*Tâches à réaliser:*
1. Quelles sont toutes les rues de Montréal dont les commerçants ont demandé l'aide financière de la Ville, d'après le texte sur les travaux ?
2. Dans le texte sur les travaux à Montréal, quelle est la subvention maximale qu'un commerçant admissible peut recevoir ?
----- Texte fourni
Seize : c’est le nombre total de demandes d’aide financière déposées à ce jour à la Ville de Montréal par les commerçants des rues Saint-Denis, Sainte-Catherine et Saint-Hubert qui ont subi des pertes en raison des travaux. De ce nombre, seulement cinq ont reçu une réponse positive pour une somme totale de 134 700 $, rue Saint-Denis. Quatre demandes ont été refusées. Et six sont toujours à l’étude, a appris La Presse.

Pourtant, des centaines de commerces ont été touchés par les grands chantiers, en 2016, rue Saint-Denis, et en cours, rues Sainte-Catherine et Saint-Hubert.

Ce programme d’aide offert aux commerces touchés par des travaux majeurs a été adopté en janvier par la Ville. Rétroactif au 1er janvier 2016, il est doté d’une somme de 25 millions de dollars.

« Une subvention maximale de 30 000 $ par année financière affectée par le chantier est disponible pour chaque commerçant admissible », explique Marie-Ève Courchesne, chargée de communication de la Ville de Montréal.

Pas d’aide pour le Festin de Babette

La demande soumise par Brigitte Merran, propriétaire avec son fils du Festin de Babette, rue Saint-Denis, a été rejetée. La raison : son commerce spécialisé dans les chocolats chauds et les brunchs n’a pas enregistré une perte de bénéfice brut supérieure à 15 % sur toute l’année 2016.

PHOTO OLIVIER PONTBRIAND, LA PRESSE

Brigitte Merran, propriétaire avec son fils du Festin de Babette, rue Saint-Denis

Le problème, selon cette commerçante, c’est que l’administration municipale compare les revenus de l’année 2015 à ceux de 2016, plutôt que de comparer les mois pendant lesquels ont eu lieu les travaux, d’avril à septembre 2016, à ceux de l’année précédente pour déterminer si le propriétaire est admissible au programme d’aide.

« Calculé comme le fait la Ville, ça ne peut pas marcher », assure Mme Merran, qui évalue sa perte à 29 000 $ sur six mois, en 2016.
----------
----- Lignes du jeu
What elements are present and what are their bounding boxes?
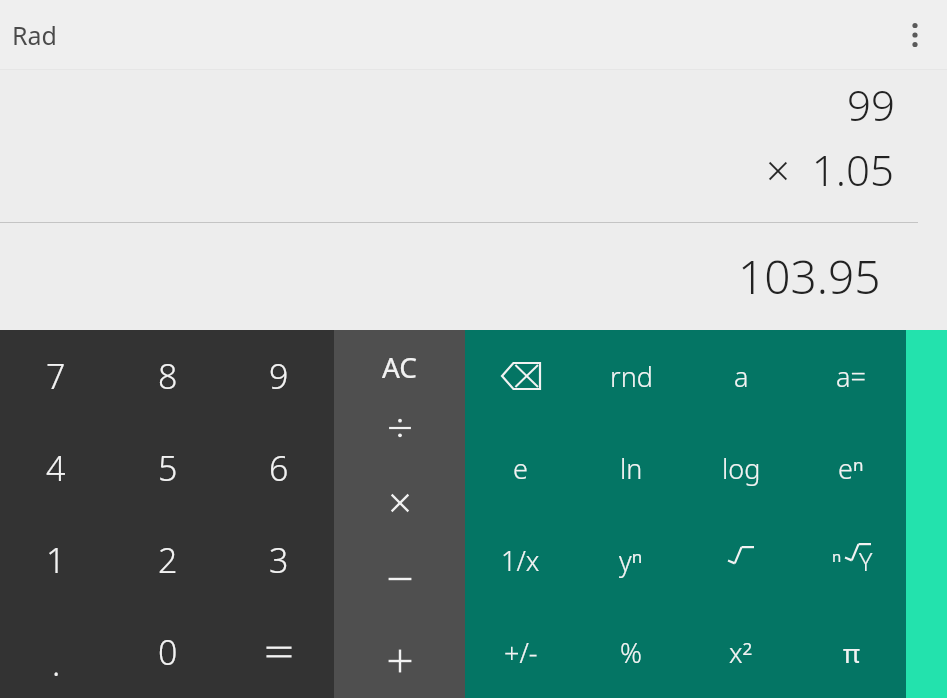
staticText: x2: [729, 634, 753, 671]
staticText: 103.95: [738, 245, 881, 308]
staticText: a=: [836, 358, 866, 395]
button[interactable]: More options: [891, 11, 939, 59]
staticText: × 1.05: [766, 141, 895, 198]
button[interactable]: e: [465, 422, 576, 514]
staticText: ln: [620, 450, 643, 487]
button[interactable]: .: [0, 606, 112, 698]
button[interactable]: 1/x: [465, 514, 576, 606]
button[interactable]: 0: [112, 606, 223, 698]
staticText: Y: [859, 544, 873, 578]
staticText: log: [722, 450, 761, 487]
button[interactable]: 4: [0, 422, 112, 514]
button[interactable]: 2: [112, 514, 223, 606]
staticText: 9: [269, 353, 289, 399]
button[interactable]: Multiply: [334, 476, 465, 550]
staticText: e: [513, 450, 528, 487]
staticText: .: [52, 640, 61, 686]
button[interactable]: Add: [334, 624, 465, 698]
staticText: 4: [46, 445, 66, 491]
staticText: 1: [46, 537, 66, 583]
button[interactable]: 7: [0, 330, 112, 422]
button[interactable]: a=: [796, 330, 906, 422]
button[interactable]: 5: [112, 422, 223, 514]
staticText: 7: [46, 353, 66, 399]
staticText: 8: [158, 353, 178, 399]
button[interactable]: yn: [576, 514, 686, 606]
button[interactable]: 6: [223, 422, 334, 514]
button[interactable]: Backspace: [465, 330, 576, 422]
staticText: Rad: [12, 18, 57, 52]
staticText: n: [832, 546, 842, 566]
staticText: 1/x: [501, 542, 540, 579]
staticText: 5: [158, 445, 178, 491]
staticText: 2: [158, 537, 178, 583]
staticText: 99: [847, 76, 895, 133]
staticText: +/-: [504, 634, 538, 671]
button[interactable]: en: [796, 422, 906, 514]
button[interactable]: 3: [223, 514, 334, 606]
button[interactable]: π: [796, 606, 906, 698]
staticText: %: [620, 634, 642, 671]
staticText: a: [734, 358, 749, 395]
button[interactable]: Subtract: [334, 550, 465, 624]
staticText: rnd: [610, 358, 653, 395]
button[interactable]: Rad: [8, 12, 61, 58]
staticText: en: [838, 450, 864, 487]
staticText: 3: [269, 537, 289, 583]
button[interactable]: 9: [223, 330, 334, 422]
button[interactable]: 8: [112, 330, 223, 422]
button[interactable]: +/-: [465, 606, 576, 698]
staticText: π: [843, 635, 860, 670]
button[interactable]: 1: [0, 514, 112, 606]
button[interactable]: Equals: [223, 606, 334, 698]
button[interactable]: Square root: [686, 514, 796, 606]
button[interactable]: ln: [576, 422, 686, 514]
button[interactable]: a: [686, 330, 796, 422]
button[interactable]: x2: [686, 606, 796, 698]
button[interactable]: AC: [334, 330, 465, 403]
staticText: yn: [619, 542, 643, 579]
staticText: 6: [269, 445, 289, 491]
staticText: AC: [382, 348, 418, 386]
button[interactable]: %: [576, 606, 686, 698]
button[interactable]: nth root: [796, 514, 906, 606]
button[interactable]: log: [686, 422, 796, 514]
button[interactable]: Divide: [334, 403, 465, 476]
staticText: 0: [158, 629, 178, 675]
button[interactable]: rnd: [576, 330, 686, 422]
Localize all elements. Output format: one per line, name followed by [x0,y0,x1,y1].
----------
*Réponses attendues:*
1. Saint-Denis, Sainte-Catherine et Saint-Hubert

2. 30 000 $ par année financière affectée par le chantier.